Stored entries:
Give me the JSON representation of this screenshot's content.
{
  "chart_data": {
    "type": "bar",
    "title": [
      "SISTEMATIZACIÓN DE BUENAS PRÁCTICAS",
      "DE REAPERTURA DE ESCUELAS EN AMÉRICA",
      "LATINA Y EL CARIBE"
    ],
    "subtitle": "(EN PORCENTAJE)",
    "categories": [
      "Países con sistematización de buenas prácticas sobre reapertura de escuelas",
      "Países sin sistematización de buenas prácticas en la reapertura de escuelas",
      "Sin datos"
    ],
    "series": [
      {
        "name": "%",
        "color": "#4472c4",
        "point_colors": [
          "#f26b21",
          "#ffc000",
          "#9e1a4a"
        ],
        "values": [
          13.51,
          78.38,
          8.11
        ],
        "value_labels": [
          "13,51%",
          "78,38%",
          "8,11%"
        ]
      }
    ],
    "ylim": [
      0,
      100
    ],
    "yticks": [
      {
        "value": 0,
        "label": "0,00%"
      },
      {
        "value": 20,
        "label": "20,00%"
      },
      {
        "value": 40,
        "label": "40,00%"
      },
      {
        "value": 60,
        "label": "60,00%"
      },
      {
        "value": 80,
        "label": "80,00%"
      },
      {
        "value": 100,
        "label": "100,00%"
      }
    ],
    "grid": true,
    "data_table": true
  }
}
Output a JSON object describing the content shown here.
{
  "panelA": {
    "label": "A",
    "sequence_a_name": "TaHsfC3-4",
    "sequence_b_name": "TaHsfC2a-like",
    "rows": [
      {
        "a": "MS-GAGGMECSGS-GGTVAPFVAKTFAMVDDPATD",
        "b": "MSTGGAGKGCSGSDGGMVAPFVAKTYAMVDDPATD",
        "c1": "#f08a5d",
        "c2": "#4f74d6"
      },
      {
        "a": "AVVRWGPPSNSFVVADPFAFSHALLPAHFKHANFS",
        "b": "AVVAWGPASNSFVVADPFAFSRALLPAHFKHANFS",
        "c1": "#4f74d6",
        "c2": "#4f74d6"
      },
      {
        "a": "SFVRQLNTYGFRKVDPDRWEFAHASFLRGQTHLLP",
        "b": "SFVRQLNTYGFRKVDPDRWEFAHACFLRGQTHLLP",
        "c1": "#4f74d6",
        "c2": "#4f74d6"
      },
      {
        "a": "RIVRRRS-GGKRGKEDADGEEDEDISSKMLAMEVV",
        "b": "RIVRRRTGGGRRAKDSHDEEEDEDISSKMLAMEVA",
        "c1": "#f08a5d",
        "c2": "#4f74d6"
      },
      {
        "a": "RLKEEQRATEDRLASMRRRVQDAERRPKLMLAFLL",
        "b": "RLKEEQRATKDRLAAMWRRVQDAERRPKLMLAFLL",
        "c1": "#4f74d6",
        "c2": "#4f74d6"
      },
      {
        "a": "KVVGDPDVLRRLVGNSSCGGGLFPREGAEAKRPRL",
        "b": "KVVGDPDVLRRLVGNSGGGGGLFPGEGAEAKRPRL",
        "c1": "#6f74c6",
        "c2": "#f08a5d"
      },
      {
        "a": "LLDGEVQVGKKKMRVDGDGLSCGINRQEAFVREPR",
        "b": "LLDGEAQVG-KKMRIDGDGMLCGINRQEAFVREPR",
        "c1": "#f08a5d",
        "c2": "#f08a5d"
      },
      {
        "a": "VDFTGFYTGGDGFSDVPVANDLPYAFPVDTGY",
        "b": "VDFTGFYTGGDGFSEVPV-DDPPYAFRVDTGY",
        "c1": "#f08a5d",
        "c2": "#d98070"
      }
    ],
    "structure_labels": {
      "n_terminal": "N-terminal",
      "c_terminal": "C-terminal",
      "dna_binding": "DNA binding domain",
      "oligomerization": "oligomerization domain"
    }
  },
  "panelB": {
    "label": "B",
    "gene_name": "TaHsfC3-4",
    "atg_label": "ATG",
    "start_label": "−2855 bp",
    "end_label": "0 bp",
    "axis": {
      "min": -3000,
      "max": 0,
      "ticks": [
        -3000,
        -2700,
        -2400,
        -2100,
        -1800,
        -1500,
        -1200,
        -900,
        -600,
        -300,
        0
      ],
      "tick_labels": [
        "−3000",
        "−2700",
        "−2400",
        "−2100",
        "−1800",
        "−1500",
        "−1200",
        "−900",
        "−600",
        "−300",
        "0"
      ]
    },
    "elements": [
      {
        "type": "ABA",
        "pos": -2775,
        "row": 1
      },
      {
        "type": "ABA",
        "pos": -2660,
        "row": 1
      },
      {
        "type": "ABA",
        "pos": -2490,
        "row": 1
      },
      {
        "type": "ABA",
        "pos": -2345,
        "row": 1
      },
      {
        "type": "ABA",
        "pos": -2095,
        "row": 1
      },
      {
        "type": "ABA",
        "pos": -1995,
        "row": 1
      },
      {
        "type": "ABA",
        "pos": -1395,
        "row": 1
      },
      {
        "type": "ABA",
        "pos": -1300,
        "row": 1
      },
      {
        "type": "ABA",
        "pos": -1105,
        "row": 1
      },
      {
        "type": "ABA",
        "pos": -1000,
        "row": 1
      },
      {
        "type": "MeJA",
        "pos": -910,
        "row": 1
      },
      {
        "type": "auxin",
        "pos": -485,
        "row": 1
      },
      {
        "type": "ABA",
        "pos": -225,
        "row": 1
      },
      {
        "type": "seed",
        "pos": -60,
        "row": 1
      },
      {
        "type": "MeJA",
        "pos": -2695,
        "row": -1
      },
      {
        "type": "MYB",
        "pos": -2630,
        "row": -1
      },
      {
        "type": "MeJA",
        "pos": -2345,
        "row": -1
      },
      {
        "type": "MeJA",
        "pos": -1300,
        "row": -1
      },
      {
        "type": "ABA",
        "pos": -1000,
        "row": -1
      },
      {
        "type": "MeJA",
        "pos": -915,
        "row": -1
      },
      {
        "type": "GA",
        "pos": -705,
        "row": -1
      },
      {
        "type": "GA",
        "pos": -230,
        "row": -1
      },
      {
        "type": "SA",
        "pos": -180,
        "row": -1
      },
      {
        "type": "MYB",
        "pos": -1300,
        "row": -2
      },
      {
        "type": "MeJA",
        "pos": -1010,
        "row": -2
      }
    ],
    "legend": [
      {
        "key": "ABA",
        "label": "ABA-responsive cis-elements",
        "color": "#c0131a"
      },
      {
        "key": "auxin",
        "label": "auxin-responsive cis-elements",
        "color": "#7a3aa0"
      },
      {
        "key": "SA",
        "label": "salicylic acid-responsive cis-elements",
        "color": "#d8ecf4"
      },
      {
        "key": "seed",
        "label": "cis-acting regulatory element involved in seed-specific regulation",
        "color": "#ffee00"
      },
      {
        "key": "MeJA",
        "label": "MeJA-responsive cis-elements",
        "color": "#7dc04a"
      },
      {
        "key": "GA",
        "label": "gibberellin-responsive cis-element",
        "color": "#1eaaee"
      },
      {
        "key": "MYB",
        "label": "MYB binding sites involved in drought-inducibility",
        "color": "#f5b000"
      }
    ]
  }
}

[Task directions] Faithfully copy every entry, leaving nothing out.

[Task output]
Give me the JSON representation of this screenshot's content.
{
  "chart_data": {
    "type": "bar",
    "title": [
      "SISTEMATIZACIÓN DE BUENAS PRÁCTICAS",
      "DE REAPERTURA DE ESCUELAS EN AMÉRICA",
      "LATINA Y EL CARIBE"
    ],
    "subtitle": "(EN PORCENTAJE)",
    "categories": [
      "Países con sistematización de buenas prácticas sobre reapertura de escuelas",
      "Países sin sistematización de buenas prácticas en la reapertura de escuelas",
      "Sin datos"
    ],
    "series": [
      {
        "name": "%",
        "color": "#4472c4",
        "point_colors": [
          "#f26b21",
          "#ffc000",
          "#9e1a4a"
        ],
        "values": [
          13.51,
          78.38,
          8.11
        ],
        "value_labels": [
          "13,51%",
          "78,38%",
          "8,11%"
        ]
      }
    ],
    "ylim": [
      0,
      100
    ],
    "yticks": [
      {
        "value": 0,
        "label": "0,00%"
      },
      {
        "value": 20,
        "label": "20,00%"
      },
      {
        "value": 40,
        "label": "40,00%"
      },
      {
        "value": 60,
        "label": "60,00%"
      },
      {
        "value": 80,
        "label": "80,00%"
      },
      {
        "value": 100,
        "label": "100,00%"
      }
    ],
    "grid": true,
    "data_table": true
  }
}
Output a JSON object describing the content shown here.
{
  "panelA": {
    "label": "A",
    "sequence_a_name": "TaHsfC3-4",
    "sequence_b_name": "TaHsfC2a-like",
    "rows": [
      {
        "a": "MS-GAGGMECSGS-GGTVAPFVAKTFAMVDDPATD",
        "b": "MSTGGAGKGCSGSDGGMVAPFVAKTYAMVDDPATD",
        "c1": "#f08a5d",
        "c2": "#4f74d6"
      },
      {
        "a": "AVVRWGPPSNSFVVADPFAFSHALLPAHFKHANFS",
        "b": "AVVAWGPASNSFVVADPFAFSRALLPAHFKHANFS",
        "c1": "#4f74d6",
        "c2": "#4f74d6"
      },
      {
        "a": "SFVRQLNTYGFRKVDPDRWEFAHASFLRGQTHLLP",
        "b": "SFVRQLNTYGFRKVDPDRWEFAHACFLRGQTHLLP",
        "c1": "#4f74d6",
        "c2": "#4f74d6"
      },
      {
        "a": "RIVRRRS-GGKRGKEDADGEEDEDISSKMLAMEVV",
        "b": "RIVRRRTGGGRRAKDSHDEEEDEDISSKMLAMEVA",
        "c1": "#f08a5d",
        "c2": "#4f74d6"
      },
      {
        "a": "RLKEEQRATEDRLASMRRRVQDAERRPKLMLAFLL",
        "b": "RLKEEQRATKDRLAAMWRRVQDAERRPKLMLAFLL",
        "c1": "#4f74d6",
        "c2": "#4f74d6"
      },
      {
        "a": "KVVGDPDVLRRLVGNSSCGGGLFPREGAEAKRPRL",
        "b": "KVVGDPDVLRRLVGNSGGGGGLFPGEGAEAKRPRL",
        "c1": "#6f74c6",
        "c2": "#f08a5d"
      },
      {
        "a": "LLDGEVQVGKKKMRVDGDGLSCGINRQEAFVREPR",
        "b": "LLDGEAQVG-KKMRIDGDGMLCGINRQEAFVREPR",
        "c1": "#f08a5d",
        "c2": "#f08a5d"
      },
      {
        "a": "VDFTGFYTGGDGFSDVPVANDLPYAFPVDTGY",
        "b": "VDFTGFYTGGDGFSEVPV-DDPPYAFRVDTGY",
        "c1": "#f08a5d",
        "c2": "#d98070"
      }
    ],
    "structure_labels": {
      "n_terminal": "N-terminal",
      "c_terminal": "C-terminal",
      "dna_binding": "DNA binding domain",
      "oligomerization": "oligomerization domain"
    }
  },
  "panelB": {
    "label": "B",
    "gene_name": "TaHsfC3-4",
    "atg_label": "ATG",
    "start_label": "−2855 bp",
    "end_label": "0 bp",
    "axis": {
      "min": -3000,
      "max": 0,
      "ticks": [
        -3000,
        -2700,
        -2400,
        -2100,
        -1800,
        -1500,
        -1200,
        -900,
        -600,
        -300,
        0
      ],
      "tick_labels": [
        "−3000",
        "−2700",
        "−2400",
        "−2100",
        "−1800",
        "−1500",
        "−1200",
        "−900",
        "−600",
        "−300",
        "0"
      ]
    },
    "elements": [
      {
        "type": "ABA",
        "pos": -2775,
        "row": 1
      },
      {
        "type": "ABA",
        "pos": -2660,
        "row": 1
      },
      {
        "type": "ABA",
        "pos": -2490,
        "row": 1
      },
      {
        "type": "ABA",
        "pos": -2345,
        "row": 1
      },
      {
        "type": "ABA",
        "pos": -2095,
        "row": 1
      },
      {
        "type": "ABA",
        "pos": -1995,
        "row": 1
      },
      {
        "type": "ABA",
        "pos": -1395,
        "row": 1
      },
      {
        "type": "ABA",
        "pos": -1300,
        "row": 1
      },
      {
        "type": "ABA",
        "pos": -1105,
        "row": 1
      },
      {
        "type": "ABA",
        "pos": -1000,
        "row": 1
      },
      {
        "type": "MeJA",
        "pos": -910,
        "row": 1
      },
      {
        "type": "auxin",
        "pos": -485,
        "row": 1
      },
      {
        "type": "ABA",
        "pos": -225,
        "row": 1
      },
      {
        "type": "seed",
        "pos": -60,
        "row": 1
      },
      {
        "type": "MeJA",
        "pos": -2695,
        "row": -1
      },
      {
        "type": "MYB",
        "pos": -2630,
        "row": -1
      },
      {
        "type": "MeJA",
        "pos": -2345,
        "row": -1
      },
      {
        "type": "MeJA",
        "pos": -1300,
        "row": -1
      },
      {
        "type": "ABA",
        "pos": -1000,
        "row": -1
      },
      {
        "type": "MeJA",
        "pos": -915,
        "row": -1
      },
      {
        "type": "GA",
        "pos": -705,
        "row": -1
      },
      {
        "type": "GA",
        "pos": -230,
        "row": -1
      },
      {
        "type": "SA",
        "pos": -180,
        "row": -1
      },
      {
        "type": "MYB",
        "pos": -1300,
        "row": -2
      },
      {
        "type": "MeJA",
        "pos": -1010,
        "row": -2
      }
    ],
    "legend": [
      {
        "key": "ABA",
        "label": "ABA-responsive cis-elements",
        "color": "#c0131a"
      },
      {
        "key": "auxin",
        "label": "auxin-responsive cis-elements",
        "color": "#7a3aa0"
      },
      {
        "key": "SA",
        "label": "salicylic acid-responsive cis-elements",
        "color": "#d8ecf4"
      },
      {
        "key": "seed",
        "label": "cis-acting regulatory element involved in seed-specific regulation",
        "color": "#ffee00"
      },
      {
        "key": "MeJA",
        "label": "MeJA-responsive cis-elements",
        "color": "#7dc04a"
      },
      {
        "key": "GA",
        "label": "gibberellin-responsive cis-element",
        "color": "#1eaaee"
      },
      {
        "key": "MYB",
        "label": "MYB binding sites involved in drought-inducibility",
        "color": "#f5b000"
      }
    ]
  }
}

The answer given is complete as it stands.